(Data listing)
◆ ◆ ◆ ◆ ◆

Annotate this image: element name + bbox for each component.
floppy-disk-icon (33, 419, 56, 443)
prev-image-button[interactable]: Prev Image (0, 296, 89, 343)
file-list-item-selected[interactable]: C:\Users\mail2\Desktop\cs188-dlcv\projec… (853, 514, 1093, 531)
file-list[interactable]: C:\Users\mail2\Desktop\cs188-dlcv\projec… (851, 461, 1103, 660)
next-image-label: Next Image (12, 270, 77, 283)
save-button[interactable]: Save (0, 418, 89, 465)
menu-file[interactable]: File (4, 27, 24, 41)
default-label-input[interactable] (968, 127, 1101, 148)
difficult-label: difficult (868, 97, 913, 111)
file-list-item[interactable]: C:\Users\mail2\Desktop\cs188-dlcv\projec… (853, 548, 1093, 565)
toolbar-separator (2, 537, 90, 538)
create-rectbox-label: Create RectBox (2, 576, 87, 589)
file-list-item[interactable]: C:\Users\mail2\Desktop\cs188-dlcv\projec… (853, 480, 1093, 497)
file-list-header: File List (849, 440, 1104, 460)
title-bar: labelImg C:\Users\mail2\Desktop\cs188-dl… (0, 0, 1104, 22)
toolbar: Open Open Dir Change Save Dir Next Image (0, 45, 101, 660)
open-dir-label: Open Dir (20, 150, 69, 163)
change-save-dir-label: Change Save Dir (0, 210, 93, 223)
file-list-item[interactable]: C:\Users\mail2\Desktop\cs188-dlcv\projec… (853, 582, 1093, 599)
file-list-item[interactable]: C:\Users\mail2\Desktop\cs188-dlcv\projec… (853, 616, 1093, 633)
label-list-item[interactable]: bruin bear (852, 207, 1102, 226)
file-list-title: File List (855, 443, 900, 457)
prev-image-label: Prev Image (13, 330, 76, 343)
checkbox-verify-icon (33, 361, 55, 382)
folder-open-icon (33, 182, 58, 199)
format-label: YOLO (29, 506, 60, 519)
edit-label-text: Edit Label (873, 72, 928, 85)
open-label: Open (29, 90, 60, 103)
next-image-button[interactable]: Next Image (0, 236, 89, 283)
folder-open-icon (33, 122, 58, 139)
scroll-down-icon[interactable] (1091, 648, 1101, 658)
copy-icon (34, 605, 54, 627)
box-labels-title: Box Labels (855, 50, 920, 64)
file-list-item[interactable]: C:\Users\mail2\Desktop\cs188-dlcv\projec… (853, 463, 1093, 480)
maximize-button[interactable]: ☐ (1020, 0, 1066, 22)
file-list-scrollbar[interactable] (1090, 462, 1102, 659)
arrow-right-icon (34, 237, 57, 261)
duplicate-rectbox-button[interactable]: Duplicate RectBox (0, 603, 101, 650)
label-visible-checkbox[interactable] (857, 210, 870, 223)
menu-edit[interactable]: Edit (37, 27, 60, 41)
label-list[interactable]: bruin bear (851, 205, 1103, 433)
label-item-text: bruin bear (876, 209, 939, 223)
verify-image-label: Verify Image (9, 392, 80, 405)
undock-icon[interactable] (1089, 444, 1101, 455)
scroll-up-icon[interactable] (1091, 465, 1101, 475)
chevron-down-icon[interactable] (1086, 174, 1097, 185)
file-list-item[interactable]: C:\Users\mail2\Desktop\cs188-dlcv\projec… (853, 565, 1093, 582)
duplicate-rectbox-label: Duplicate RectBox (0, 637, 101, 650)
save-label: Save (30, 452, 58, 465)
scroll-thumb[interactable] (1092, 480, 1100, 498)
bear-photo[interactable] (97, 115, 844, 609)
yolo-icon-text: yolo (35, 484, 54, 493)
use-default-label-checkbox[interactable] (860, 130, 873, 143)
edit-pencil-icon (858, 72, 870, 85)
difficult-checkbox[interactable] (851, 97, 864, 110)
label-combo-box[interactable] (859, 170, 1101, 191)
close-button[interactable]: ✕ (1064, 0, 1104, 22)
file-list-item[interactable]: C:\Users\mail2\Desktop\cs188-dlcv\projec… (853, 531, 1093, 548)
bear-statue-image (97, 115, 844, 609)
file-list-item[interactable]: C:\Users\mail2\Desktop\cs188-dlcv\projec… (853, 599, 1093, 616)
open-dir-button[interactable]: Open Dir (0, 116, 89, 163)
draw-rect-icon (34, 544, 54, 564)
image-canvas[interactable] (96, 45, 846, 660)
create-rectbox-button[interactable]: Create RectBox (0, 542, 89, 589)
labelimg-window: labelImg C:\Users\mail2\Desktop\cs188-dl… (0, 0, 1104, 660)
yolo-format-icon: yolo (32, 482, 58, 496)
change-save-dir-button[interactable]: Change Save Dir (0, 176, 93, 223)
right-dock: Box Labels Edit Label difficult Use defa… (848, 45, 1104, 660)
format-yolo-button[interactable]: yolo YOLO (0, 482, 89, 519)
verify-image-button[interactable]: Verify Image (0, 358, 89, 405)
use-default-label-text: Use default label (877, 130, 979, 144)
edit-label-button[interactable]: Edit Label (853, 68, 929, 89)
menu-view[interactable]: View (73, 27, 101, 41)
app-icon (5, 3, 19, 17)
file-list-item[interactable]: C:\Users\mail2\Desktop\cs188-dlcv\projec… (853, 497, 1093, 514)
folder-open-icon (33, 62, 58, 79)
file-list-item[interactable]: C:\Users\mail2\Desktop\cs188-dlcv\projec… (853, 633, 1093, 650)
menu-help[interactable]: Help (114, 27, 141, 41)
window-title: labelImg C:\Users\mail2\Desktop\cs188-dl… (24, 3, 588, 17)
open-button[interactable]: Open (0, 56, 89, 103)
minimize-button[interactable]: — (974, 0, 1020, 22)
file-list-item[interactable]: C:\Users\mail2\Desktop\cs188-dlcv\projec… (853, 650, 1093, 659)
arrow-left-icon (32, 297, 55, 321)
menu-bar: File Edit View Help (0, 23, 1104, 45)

◆ ◆ ◆ ◆ ◆

Please identify every row above that contains the string "right" and copy each one in full. Matching is case-sensitive.

arrow-right-icon (34, 237, 57, 261)
right-dock: Box Labels Edit Label difficult Use defa… (848, 45, 1104, 660)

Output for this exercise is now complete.